* **WHAT TO PRODUCE**: Show, in full, each line of the data that contains "Internet".

[Start of SUPPLIED MATERIAL]

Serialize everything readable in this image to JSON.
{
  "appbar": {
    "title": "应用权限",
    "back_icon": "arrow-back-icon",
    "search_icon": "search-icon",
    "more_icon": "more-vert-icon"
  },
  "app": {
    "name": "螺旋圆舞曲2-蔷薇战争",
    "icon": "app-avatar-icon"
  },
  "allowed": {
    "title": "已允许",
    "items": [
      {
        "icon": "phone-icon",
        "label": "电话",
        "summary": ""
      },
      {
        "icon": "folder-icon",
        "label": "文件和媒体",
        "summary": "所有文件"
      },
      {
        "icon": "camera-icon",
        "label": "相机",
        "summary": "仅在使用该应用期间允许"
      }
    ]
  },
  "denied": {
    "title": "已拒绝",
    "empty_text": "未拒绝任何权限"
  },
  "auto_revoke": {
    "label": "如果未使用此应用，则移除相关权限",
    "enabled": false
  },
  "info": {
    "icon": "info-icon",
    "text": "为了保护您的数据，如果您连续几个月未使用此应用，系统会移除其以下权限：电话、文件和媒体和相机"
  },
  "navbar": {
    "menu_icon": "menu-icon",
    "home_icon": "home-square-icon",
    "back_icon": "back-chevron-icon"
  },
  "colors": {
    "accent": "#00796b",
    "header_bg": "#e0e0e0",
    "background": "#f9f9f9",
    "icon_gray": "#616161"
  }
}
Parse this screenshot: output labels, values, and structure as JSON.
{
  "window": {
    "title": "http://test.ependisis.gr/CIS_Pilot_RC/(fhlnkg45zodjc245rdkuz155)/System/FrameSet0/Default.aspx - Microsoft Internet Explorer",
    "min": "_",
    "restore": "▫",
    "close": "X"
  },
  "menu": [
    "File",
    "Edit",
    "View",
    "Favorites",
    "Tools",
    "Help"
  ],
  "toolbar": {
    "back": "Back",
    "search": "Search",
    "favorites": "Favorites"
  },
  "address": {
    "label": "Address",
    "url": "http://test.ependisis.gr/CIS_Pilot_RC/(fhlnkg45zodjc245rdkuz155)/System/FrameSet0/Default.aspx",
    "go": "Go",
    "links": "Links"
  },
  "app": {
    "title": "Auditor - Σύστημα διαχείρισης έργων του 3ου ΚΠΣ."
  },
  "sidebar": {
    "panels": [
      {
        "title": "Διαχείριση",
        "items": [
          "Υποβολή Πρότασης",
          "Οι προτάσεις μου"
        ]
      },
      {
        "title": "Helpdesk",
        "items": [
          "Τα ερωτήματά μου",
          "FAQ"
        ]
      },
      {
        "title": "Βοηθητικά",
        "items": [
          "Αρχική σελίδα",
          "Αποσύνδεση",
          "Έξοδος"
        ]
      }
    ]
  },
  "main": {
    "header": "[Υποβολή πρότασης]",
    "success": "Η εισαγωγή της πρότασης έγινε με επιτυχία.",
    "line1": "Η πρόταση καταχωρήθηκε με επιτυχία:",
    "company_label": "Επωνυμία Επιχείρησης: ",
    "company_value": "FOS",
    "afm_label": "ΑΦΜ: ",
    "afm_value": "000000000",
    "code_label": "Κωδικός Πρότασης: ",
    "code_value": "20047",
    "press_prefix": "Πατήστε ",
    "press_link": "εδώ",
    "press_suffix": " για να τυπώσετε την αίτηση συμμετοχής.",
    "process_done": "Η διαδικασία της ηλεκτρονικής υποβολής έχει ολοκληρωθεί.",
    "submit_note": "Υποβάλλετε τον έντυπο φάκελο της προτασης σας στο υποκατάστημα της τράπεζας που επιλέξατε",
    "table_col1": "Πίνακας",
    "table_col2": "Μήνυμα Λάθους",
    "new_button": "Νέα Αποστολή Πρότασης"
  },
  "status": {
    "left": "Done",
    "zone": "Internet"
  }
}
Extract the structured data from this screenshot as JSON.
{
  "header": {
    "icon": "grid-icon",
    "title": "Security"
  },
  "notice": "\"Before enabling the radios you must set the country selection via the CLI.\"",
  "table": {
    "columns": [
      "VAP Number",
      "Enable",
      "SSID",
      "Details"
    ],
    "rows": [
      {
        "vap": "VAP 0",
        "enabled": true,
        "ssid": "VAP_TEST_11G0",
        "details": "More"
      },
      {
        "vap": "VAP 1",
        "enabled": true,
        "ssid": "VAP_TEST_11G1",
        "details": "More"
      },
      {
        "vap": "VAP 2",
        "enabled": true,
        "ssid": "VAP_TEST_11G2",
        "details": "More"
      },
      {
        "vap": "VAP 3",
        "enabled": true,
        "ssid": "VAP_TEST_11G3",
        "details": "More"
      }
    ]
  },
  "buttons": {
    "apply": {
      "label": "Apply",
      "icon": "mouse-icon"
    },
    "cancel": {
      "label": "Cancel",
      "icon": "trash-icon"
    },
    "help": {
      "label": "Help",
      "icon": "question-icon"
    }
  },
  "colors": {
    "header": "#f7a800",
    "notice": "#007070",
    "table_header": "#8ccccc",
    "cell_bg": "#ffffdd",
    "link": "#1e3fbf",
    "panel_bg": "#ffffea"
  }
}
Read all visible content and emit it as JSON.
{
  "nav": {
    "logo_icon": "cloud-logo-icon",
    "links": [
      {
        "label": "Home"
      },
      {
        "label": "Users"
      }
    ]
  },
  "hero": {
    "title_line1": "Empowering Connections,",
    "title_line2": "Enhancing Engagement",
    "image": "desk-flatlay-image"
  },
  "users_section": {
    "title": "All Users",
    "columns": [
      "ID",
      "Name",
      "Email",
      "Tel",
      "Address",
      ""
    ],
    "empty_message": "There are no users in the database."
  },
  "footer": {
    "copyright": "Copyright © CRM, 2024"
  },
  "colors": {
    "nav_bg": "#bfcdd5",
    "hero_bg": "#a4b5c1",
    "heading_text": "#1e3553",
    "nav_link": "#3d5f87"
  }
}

[End of SUPPLIED MATERIAL]

* **SOLUTION TO THE EXERCISE**:
    "title": "http://test.ependisis.gr/CIS_Pilot_RC/(fhlnkg45zodjc245rdkuz155)/System/FrameSet0/Default.aspx - Microsoft Internet Explorer",
    "zone": "Internet"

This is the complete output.